---- Data for this exercise

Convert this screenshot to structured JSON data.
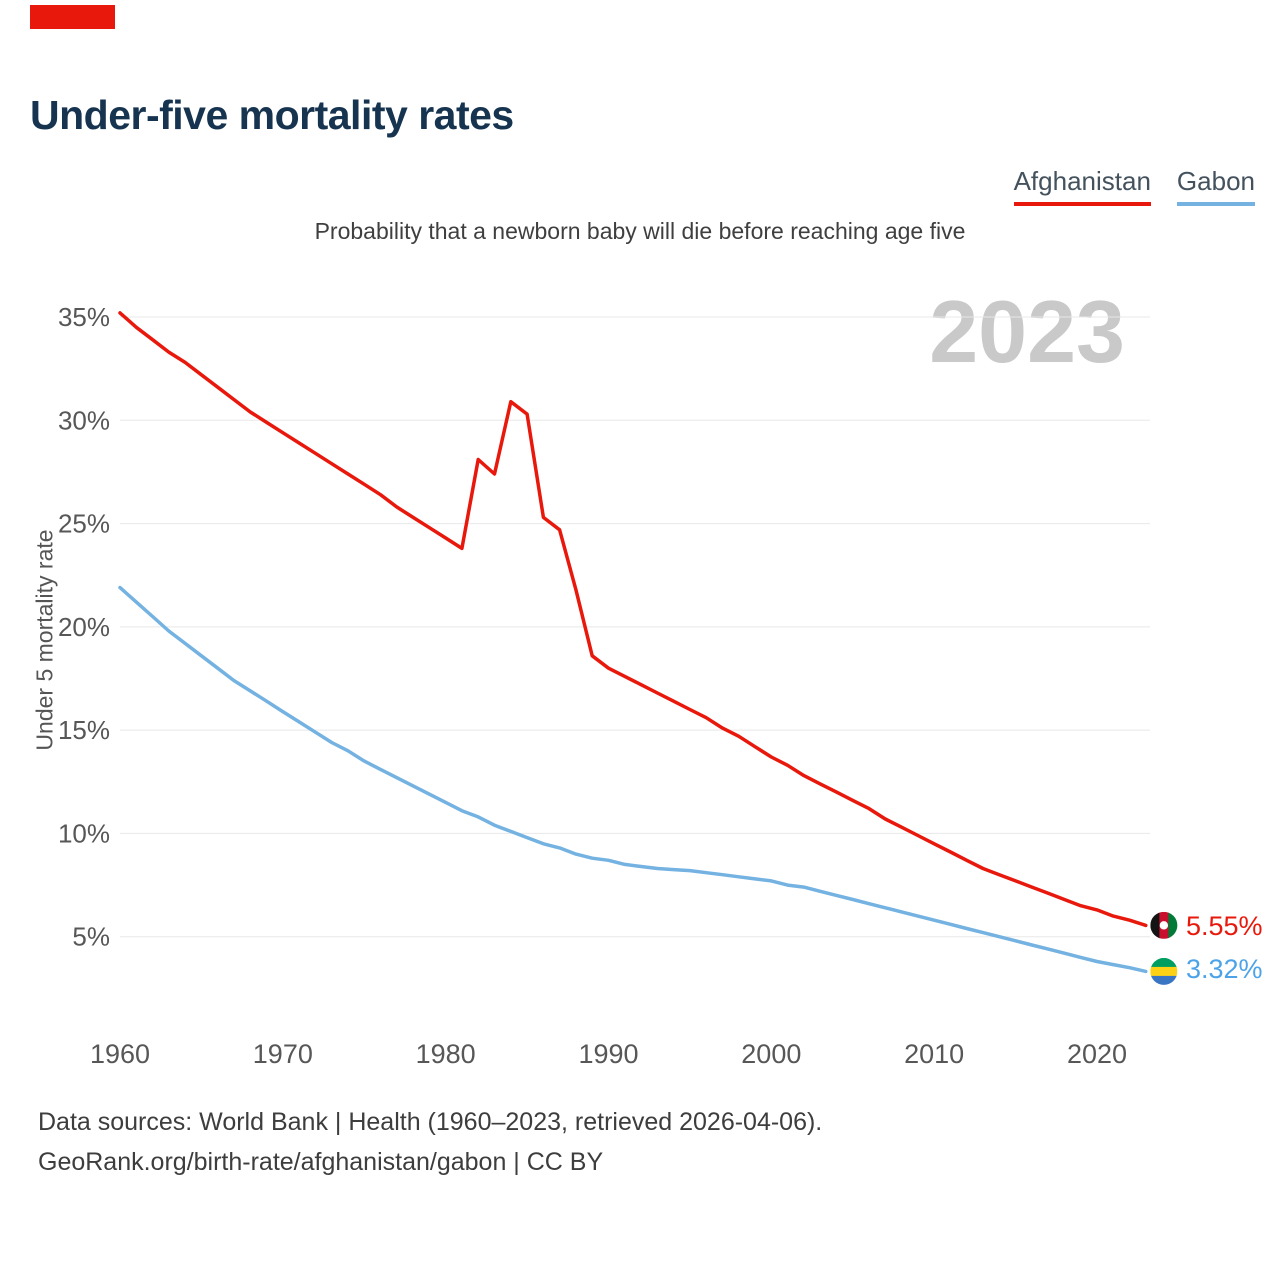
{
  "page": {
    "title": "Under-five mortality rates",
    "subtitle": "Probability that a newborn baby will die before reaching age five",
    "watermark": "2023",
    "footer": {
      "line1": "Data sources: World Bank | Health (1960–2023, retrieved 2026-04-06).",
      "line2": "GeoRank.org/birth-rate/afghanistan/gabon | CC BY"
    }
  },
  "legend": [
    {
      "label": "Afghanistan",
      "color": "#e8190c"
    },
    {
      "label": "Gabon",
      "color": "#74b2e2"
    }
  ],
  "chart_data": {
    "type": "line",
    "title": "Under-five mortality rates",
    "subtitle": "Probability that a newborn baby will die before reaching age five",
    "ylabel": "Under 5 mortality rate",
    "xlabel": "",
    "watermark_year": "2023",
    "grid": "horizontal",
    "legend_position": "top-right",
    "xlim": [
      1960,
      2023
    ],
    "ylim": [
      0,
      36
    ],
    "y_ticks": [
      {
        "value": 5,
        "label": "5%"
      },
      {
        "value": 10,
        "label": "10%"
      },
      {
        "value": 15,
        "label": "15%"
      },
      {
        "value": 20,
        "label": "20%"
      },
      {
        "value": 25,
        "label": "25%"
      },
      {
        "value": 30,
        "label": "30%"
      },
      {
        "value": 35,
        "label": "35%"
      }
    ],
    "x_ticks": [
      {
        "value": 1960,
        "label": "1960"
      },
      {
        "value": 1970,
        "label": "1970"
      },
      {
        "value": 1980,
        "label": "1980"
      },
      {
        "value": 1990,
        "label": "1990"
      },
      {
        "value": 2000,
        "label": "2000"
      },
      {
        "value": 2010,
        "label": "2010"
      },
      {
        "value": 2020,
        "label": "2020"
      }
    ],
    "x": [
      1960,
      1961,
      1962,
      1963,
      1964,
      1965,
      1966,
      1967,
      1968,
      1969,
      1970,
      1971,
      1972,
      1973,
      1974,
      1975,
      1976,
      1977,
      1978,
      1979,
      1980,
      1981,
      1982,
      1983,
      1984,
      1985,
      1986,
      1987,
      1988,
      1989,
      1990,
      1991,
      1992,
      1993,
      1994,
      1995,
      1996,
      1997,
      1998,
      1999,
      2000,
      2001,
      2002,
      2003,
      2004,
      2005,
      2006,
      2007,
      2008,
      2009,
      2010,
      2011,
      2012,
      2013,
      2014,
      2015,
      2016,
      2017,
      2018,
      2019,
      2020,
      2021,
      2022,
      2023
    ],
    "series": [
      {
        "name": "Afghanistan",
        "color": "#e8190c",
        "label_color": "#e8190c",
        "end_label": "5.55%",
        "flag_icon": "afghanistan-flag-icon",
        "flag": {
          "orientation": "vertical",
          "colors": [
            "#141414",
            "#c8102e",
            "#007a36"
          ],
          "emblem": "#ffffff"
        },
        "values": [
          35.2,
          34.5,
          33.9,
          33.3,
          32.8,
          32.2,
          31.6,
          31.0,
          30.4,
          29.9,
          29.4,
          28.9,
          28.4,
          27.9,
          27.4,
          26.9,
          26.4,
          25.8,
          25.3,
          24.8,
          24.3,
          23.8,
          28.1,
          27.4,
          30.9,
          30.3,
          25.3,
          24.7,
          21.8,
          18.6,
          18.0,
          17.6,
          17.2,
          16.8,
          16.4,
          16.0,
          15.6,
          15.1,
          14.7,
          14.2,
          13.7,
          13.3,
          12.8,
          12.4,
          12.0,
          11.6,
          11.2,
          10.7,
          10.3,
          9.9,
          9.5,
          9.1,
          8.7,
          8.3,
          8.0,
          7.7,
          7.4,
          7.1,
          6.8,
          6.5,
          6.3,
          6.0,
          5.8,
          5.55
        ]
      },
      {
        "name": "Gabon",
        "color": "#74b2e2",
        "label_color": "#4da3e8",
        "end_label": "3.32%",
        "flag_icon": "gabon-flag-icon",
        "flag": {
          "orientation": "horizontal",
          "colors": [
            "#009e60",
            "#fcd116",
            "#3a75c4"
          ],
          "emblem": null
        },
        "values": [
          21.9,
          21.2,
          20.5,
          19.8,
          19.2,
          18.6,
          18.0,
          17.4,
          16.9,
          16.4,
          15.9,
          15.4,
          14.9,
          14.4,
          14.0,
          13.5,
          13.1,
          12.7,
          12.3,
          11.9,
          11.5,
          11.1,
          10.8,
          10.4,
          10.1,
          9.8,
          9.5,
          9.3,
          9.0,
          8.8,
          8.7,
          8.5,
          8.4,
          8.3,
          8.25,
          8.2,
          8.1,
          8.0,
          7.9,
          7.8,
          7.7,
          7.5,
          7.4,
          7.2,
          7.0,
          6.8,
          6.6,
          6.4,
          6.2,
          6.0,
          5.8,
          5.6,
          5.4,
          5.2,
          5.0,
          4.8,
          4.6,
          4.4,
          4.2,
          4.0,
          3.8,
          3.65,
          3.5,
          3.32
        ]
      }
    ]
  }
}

--------

* _Work to do_:
Exclude the pictures and transcribe all of the entries exactly.

* _Written reply_:
Convert this screenshot to structured JSON data.
{
  "page": {
    "title": "Under-five mortality rates",
    "subtitle": "Probability that a newborn baby will die before reaching age five",
    "watermark": "2023",
    "footer": {
      "line1": "Data sources: World Bank | Health (1960–2023, retrieved 2026-04-06).",
      "line2": "GeoRank.org/birth-rate/afghanistan/gabon | CC BY"
    }
  },
  "legend": [
    {
      "label": "Afghanistan",
      "color": "#e8190c"
    },
    {
      "label": "Gabon",
      "color": "#74b2e2"
    }
  ],
  "chart_data": {
    "type": "line",
    "title": "Under-five mortality rates",
    "subtitle": "Probability that a newborn baby will die before reaching age five",
    "ylabel": "Under 5 mortality rate",
    "xlabel": "",
    "watermark_year": "2023",
    "grid": "horizontal",
    "legend_position": "top-right",
    "xlim": [
      1960,
      2023
    ],
    "ylim": [
      0,
      36
    ],
    "y_ticks": [
      {
        "value": 5,
        "label": "5%"
      },
      {
        "value": 10,
        "label": "10%"
      },
      {
        "value": 15,
        "label": "15%"
      },
      {
        "value": 20,
        "label": "20%"
      },
      {
        "value": 25,
        "label": "25%"
      },
      {
        "value": 30,
        "label": "30%"
      },
      {
        "value": 35,
        "label": "35%"
      }
    ],
    "x_ticks": [
      {
        "value": 1960,
        "label": "1960"
      },
      {
        "value": 1970,
        "label": "1970"
      },
      {
        "value": 1980,
        "label": "1980"
      },
      {
        "value": 1990,
        "label": "1990"
      },
      {
        "value": 2000,
        "label": "2000"
      },
      {
        "value": 2010,
        "label": "2010"
      },
      {
        "value": 2020,
        "label": "2020"
      }
    ],
    "x": [
      1960,
      1961,
      1962,
      1963,
      1964,
      1965,
      1966,
      1967,
      1968,
      1969,
      1970,
      1971,
      1972,
      1973,
      1974,
      1975,
      1976,
      1977,
      1978,
      1979,
      1980,
      1981,
      1982,
      1983,
      1984,
      1985,
      1986,
      1987,
      1988,
      1989,
      1990,
      1991,
      1992,
      1993,
      1994,
      1995,
      1996,
      1997,
      1998,
      1999,
      2000,
      2001,
      2002,
      2003,
      2004,
      2005,
      2006,
      2007,
      2008,
      2009,
      2010,
      2011,
      2012,
      2013,
      2014,
      2015,
      2016,
      2017,
      2018,
      2019,
      2020,
      2021,
      2022,
      2023
    ],
    "series": [
      {
        "name": "Afghanistan",
        "color": "#e8190c",
        "label_color": "#e8190c",
        "end_label": "5.55%",
        "flag_icon": "afghanistan-flag-icon",
        "flag": {
          "orientation": "vertical",
          "colors": [
            "#141414",
            "#c8102e",
            "#007a36"
          ],
          "emblem": "#ffffff"
        },
        "values": [
          35.2,
          34.5,
          33.9,
          33.3,
          32.8,
          32.2,
          31.6,
          31.0,
          30.4,
          29.9,
          29.4,
          28.9,
          28.4,
          27.9,
          27.4,
          26.9,
          26.4,
          25.8,
          25.3,
          24.8,
          24.3,
          23.8,
          28.1,
          27.4,
          30.9,
          30.3,
          25.3,
          24.7,
          21.8,
          18.6,
          18.0,
          17.6,
          17.2,
          16.8,
          16.4,
          16.0,
          15.6,
          15.1,
          14.7,
          14.2,
          13.7,
          13.3,
          12.8,
          12.4,
          12.0,
          11.6,
          11.2,
          10.7,
          10.3,
          9.9,
          9.5,
          9.1,
          8.7,
          8.3,
          8.0,
          7.7,
          7.4,
          7.1,
          6.8,
          6.5,
          6.3,
          6.0,
          5.8,
          5.55
        ]
      },
      {
        "name": "Gabon",
        "color": "#74b2e2",
        "label_color": "#4da3e8",
        "end_label": "3.32%",
        "flag_icon": "gabon-flag-icon",
        "flag": {
          "orientation": "horizontal",
          "colors": [
            "#009e60",
            "#fcd116",
            "#3a75c4"
          ],
          "emblem": null
        },
        "values": [
          21.9,
          21.2,
          20.5,
          19.8,
          19.2,
          18.6,
          18.0,
          17.4,
          16.9,
          16.4,
          15.9,
          15.4,
          14.9,
          14.4,
          14.0,
          13.5,
          13.1,
          12.7,
          12.3,
          11.9,
          11.5,
          11.1,
          10.8,
          10.4,
          10.1,
          9.8,
          9.5,
          9.3,
          9.0,
          8.8,
          8.7,
          8.5,
          8.4,
          8.3,
          8.25,
          8.2,
          8.1,
          8.0,
          7.9,
          7.8,
          7.7,
          7.5,
          7.4,
          7.2,
          7.0,
          6.8,
          6.6,
          6.4,
          6.2,
          6.0,
          5.8,
          5.6,
          5.4,
          5.2,
          5.0,
          4.8,
          4.6,
          4.4,
          4.2,
          4.0,
          3.8,
          3.65,
          3.5,
          3.32
        ]
      }
    ]
  }
}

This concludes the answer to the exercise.